### GIVEN PROBLEM
Restate the full set of records exactly, word for word.

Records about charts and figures
::::::

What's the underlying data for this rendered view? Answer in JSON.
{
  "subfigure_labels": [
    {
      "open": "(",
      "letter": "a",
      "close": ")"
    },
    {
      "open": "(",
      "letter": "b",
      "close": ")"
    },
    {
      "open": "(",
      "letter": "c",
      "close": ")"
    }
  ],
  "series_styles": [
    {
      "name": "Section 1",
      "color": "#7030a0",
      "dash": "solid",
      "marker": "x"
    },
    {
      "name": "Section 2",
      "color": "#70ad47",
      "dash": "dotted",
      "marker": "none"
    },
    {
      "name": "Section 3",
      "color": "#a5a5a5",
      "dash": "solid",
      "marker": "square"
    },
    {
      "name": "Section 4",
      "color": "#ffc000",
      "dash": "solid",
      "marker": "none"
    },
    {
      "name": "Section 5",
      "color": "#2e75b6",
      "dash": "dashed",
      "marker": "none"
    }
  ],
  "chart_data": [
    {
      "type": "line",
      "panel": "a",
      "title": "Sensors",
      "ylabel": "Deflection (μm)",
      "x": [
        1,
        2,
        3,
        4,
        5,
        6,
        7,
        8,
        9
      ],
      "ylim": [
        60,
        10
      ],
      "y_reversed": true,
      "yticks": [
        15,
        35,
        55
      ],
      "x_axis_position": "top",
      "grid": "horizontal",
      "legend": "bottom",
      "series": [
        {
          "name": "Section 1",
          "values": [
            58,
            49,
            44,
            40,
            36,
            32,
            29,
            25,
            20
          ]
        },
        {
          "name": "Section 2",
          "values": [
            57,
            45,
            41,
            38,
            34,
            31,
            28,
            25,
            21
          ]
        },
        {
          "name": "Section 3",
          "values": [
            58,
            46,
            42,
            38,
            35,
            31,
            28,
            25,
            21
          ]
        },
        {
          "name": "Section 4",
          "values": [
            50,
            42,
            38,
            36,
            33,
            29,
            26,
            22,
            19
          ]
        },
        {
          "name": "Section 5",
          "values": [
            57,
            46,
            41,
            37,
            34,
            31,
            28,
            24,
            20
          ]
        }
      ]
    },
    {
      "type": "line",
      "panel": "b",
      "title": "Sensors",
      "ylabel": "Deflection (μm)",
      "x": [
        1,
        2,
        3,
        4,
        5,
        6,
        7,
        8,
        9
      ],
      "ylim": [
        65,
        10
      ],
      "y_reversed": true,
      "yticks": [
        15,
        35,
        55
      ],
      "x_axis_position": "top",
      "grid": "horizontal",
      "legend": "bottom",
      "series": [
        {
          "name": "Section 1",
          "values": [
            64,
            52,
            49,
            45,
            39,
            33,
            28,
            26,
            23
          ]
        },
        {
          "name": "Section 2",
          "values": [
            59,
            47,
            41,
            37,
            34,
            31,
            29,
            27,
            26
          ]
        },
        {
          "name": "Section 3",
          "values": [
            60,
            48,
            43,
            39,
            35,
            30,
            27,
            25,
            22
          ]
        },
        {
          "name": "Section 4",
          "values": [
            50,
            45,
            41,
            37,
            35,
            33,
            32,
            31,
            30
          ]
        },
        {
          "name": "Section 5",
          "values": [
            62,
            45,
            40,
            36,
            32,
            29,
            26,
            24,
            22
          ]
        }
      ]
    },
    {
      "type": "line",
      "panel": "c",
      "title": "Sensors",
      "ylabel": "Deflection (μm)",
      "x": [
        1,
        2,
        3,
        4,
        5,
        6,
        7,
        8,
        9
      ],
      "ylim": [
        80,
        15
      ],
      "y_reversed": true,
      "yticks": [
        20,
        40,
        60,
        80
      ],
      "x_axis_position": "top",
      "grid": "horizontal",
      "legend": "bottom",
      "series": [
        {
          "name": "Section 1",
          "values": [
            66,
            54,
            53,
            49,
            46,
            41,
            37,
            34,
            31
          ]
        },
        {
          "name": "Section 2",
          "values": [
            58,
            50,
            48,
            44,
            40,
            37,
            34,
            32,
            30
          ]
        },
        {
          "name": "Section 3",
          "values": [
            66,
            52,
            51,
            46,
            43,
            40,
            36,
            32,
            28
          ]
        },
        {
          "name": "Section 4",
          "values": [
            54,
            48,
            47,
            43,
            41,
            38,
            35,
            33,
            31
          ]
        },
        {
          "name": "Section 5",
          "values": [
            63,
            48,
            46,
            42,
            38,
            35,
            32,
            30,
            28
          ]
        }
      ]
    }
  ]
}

::::::

### RESULT OF THIS TASK
What's the underlying data for this rendered view? Answer in JSON.
{
  "subfigure_labels": [
    {
      "open": "(",
      "letter": "a",
      "close": ")"
    },
    {
      "open": "(",
      "letter": "b",
      "close": ")"
    },
    {
      "open": "(",
      "letter": "c",
      "close": ")"
    }
  ],
  "series_styles": [
    {
      "name": "Section 1",
      "color": "#7030a0",
      "dash": "solid",
      "marker": "x"
    },
    {
      "name": "Section 2",
      "color": "#70ad47",
      "dash": "dotted",
      "marker": "none"
    },
    {
      "name": "Section 3",
      "color": "#a5a5a5",
      "dash": "solid",
      "marker": "square"
    },
    {
      "name": "Section 4",
      "color": "#ffc000",
      "dash": "solid",
      "marker": "none"
    },
    {
      "name": "Section 5",
      "color": "#2e75b6",
      "dash": "dashed",
      "marker": "none"
    }
  ],
  "chart_data": [
    {
      "type": "line",
      "panel": "a",
      "title": "Sensors",
      "ylabel": "Deflection (μm)",
      "x": [
        1,
        2,
        3,
        4,
        5,
        6,
        7,
        8,
        9
      ],
      "ylim": [
        60,
        10
      ],
      "y_reversed": true,
      "yticks": [
        15,
        35,
        55
      ],
      "x_axis_position": "top",
      "grid": "horizontal",
      "legend": "bottom",
      "series": [
        {
          "name": "Section 1",
          "values": [
            58,
            49,
            44,
            40,
            36,
            32,
            29,
            25,
            20
          ]
        },
        {
          "name": "Section 2",
          "values": [
            57,
            45,
            41,
            38,
            34,
            31,
            28,
            25,
            21
          ]
        },
        {
          "name": "Section 3",
          "values": [
            58,
            46,
            42,
            38,
            35,
            31,
            28,
            25,
            21
          ]
        },
        {
          "name": "Section 4",
          "values": [
            50,
            42,
            38,
            36,
            33,
            29,
            26,
            22,
            19
          ]
        },
        {
          "name": "Section 5",
          "values": [
            57,
            46,
            41,
            37,
            34,
            31,
            28,
            24,
            20
          ]
        }
      ]
    },
    {
      "type": "line",
      "panel": "b",
      "title": "Sensors",
      "ylabel": "Deflection (μm)",
      "x": [
        1,
        2,
        3,
        4,
        5,
        6,
        7,
        8,
        9
      ],
      "ylim": [
        65,
        10
      ],
      "y_reversed": true,
      "yticks": [
        15,
        35,
        55
      ],
      "x_axis_position": "top",
      "grid": "horizontal",
      "legend": "bottom",
      "series": [
        {
          "name": "Section 1",
          "values": [
            64,
            52,
            49,
            45,
            39,
            33,
            28,
            26,
            23
          ]
        },
        {
          "name": "Section 2",
          "values": [
            59,
            47,
            41,
            37,
            34,
            31,
            29,
            27,
            26
          ]
        },
        {
          "name": "Section 3",
          "values": [
            60,
            48,
            43,
            39,
            35,
            30,
            27,
            25,
            22
          ]
        },
        {
          "name": "Section 4",
          "values": [
            50,
            45,
            41,
            37,
            35,
            33,
            32,
            31,
            30
          ]
        },
        {
          "name": "Section 5",
          "values": [
            62,
            45,
            40,
            36,
            32,
            29,
            26,
            24,
            22
          ]
        }
      ]
    },
    {
      "type": "line",
      "panel": "c",
      "title": "Sensors",
      "ylabel": "Deflection (μm)",
      "x": [
        1,
        2,
        3,
        4,
        5,
        6,
        7,
        8,
        9
      ],
      "ylim": [
        80,
        15
      ],
      "y_reversed": true,
      "yticks": [
        20,
        40,
        60,
        80
      ],
      "x_axis_position": "top",
      "grid": "horizontal",
      "legend": "bottom",
      "series": [
        {
          "name": "Section 1",
          "values": [
            66,
            54,
            53,
            49,
            46,
            41,
            37,
            34,
            31
          ]
        },
        {
          "name": "Section 2",
          "values": [
            58,
            50,
            48,
            44,
            40,
            37,
            34,
            32,
            30
          ]
        },
        {
          "name": "Section 3",
          "values": [
            66,
            52,
            51,
            46,
            43,
            40,
            36,
            32,
            28
          ]
        },
        {
          "name": "Section 4",
          "values": [
            54,
            48,
            47,
            43,
            41,
            38,
            35,
            33,
            31
          ]
        },
        {
          "name": "Section 5",
          "values": [
            63,
            48,
            46,
            42,
            38,
            35,
            32,
            30,
            28
          ]
        }
      ]
    }
  ]
}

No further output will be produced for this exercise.